**Uit te voeren taak:** Citeer alle rijen hieronder woord voor woord, zonder er iets aan te veranderen.

**Opgeslagen datasetitems:**

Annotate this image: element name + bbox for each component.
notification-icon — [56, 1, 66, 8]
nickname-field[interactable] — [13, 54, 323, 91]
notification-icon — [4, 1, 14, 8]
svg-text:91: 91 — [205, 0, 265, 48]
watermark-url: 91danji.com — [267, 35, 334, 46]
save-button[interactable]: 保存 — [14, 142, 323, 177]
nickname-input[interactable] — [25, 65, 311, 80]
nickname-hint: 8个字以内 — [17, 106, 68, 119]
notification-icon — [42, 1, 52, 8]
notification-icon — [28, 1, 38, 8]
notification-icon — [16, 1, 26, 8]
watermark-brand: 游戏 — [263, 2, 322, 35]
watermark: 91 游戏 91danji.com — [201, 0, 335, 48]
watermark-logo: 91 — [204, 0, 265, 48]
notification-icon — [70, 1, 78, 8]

**Antwoord op taak:**
Annotate this image: element name + bbox for each component.
notification-icon — [56, 1, 66, 8]
nickname-field[interactable] — [13, 54, 323, 91]
notification-icon — [4, 1, 14, 8]
svg-text:91: 91 — [205, 0, 265, 48]
watermark-url: 91danji.com — [267, 35, 334, 46]
save-button[interactable]: 保存 — [14, 142, 323, 177]
nickname-input[interactable] — [25, 65, 311, 80]
nickname-hint: 8个字以内 — [17, 106, 68, 119]
notification-icon — [42, 1, 52, 8]
notification-icon — [28, 1, 38, 8]
notification-icon — [16, 1, 26, 8]
watermark-brand: 游戏 — [263, 2, 322, 35]
watermark: 91 游戏 91danji.com — [201, 0, 335, 48]
watermark-logo: 91 — [204, 0, 265, 48]
notification-icon — [70, 1, 78, 8]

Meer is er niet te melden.